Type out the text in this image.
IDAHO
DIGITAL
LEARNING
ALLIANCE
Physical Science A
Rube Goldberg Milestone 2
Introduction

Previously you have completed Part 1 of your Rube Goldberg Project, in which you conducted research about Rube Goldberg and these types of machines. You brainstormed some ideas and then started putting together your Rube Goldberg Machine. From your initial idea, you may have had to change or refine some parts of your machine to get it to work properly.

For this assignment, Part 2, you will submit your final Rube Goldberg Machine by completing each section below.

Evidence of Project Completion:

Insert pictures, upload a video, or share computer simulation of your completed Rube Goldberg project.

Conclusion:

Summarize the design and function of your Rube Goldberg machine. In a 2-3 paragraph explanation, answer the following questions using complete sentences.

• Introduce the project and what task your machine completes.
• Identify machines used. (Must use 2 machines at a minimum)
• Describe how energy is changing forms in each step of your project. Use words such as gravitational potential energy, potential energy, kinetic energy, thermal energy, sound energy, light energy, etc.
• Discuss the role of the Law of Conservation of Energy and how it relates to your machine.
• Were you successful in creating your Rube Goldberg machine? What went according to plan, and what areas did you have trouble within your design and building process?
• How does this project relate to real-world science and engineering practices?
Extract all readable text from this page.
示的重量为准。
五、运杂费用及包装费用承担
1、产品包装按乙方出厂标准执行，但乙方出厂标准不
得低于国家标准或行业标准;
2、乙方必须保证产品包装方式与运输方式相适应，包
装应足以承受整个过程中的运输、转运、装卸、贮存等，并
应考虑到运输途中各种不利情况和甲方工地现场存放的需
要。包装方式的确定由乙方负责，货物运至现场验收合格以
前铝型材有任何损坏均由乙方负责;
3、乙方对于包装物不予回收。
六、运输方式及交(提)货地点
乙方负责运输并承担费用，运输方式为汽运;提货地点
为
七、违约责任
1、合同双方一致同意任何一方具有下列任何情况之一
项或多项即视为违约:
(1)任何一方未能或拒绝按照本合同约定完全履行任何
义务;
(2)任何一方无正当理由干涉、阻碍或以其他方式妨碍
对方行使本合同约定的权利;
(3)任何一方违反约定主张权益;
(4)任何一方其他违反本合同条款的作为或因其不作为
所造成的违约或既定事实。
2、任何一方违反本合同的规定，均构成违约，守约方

> [WHAT NEEDS TO BE DONE]
Identify lines with the string "completed". Copy each one.

> [COMPLETE OUTPUT]
Previously you have completed Part 1 of your Rube Goldberg Project, in which you conducted research about Rube Goldberg and these types of machines. You brainstormed some ideas and then started putting together your Rube Goldberg Machine. From your initial idea, you may have had to change or refine some parts of your machine to get it to work properly.
Insert pictures, upload a video, or share computer simulation of your completed Rube Goldberg project.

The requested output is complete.